(Input rows):

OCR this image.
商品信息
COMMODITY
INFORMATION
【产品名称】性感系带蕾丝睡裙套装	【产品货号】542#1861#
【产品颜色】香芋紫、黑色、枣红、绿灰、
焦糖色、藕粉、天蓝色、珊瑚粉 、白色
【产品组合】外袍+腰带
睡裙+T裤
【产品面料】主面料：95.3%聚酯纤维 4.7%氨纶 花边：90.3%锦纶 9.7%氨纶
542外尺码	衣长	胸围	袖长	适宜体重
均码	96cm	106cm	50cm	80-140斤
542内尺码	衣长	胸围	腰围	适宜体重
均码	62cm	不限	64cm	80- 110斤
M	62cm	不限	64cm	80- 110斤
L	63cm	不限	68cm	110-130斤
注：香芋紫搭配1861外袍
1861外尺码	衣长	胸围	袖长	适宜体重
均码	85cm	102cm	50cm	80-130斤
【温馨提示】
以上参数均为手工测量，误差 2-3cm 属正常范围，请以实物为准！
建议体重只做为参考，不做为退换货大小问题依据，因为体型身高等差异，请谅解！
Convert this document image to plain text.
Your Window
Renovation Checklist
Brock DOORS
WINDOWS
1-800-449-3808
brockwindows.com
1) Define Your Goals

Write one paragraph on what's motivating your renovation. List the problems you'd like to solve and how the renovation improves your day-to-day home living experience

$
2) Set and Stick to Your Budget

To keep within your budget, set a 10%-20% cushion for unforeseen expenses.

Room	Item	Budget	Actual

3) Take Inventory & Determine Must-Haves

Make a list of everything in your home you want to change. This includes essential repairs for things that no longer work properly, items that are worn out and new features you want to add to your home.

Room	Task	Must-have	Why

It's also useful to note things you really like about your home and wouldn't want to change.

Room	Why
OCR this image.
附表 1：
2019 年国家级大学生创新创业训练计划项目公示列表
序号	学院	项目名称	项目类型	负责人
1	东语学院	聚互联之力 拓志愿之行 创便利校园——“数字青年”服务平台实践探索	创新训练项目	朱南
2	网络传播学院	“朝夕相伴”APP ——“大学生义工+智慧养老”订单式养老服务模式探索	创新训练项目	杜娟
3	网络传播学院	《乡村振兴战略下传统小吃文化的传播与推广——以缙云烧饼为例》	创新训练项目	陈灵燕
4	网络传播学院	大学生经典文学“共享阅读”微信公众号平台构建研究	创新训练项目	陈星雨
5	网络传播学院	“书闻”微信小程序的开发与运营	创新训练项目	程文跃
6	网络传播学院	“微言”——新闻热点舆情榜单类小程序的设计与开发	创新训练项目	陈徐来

(Your goal):
For the entries above, count the lines that contain the string "things", and state that number without further comment.

(Output below):
2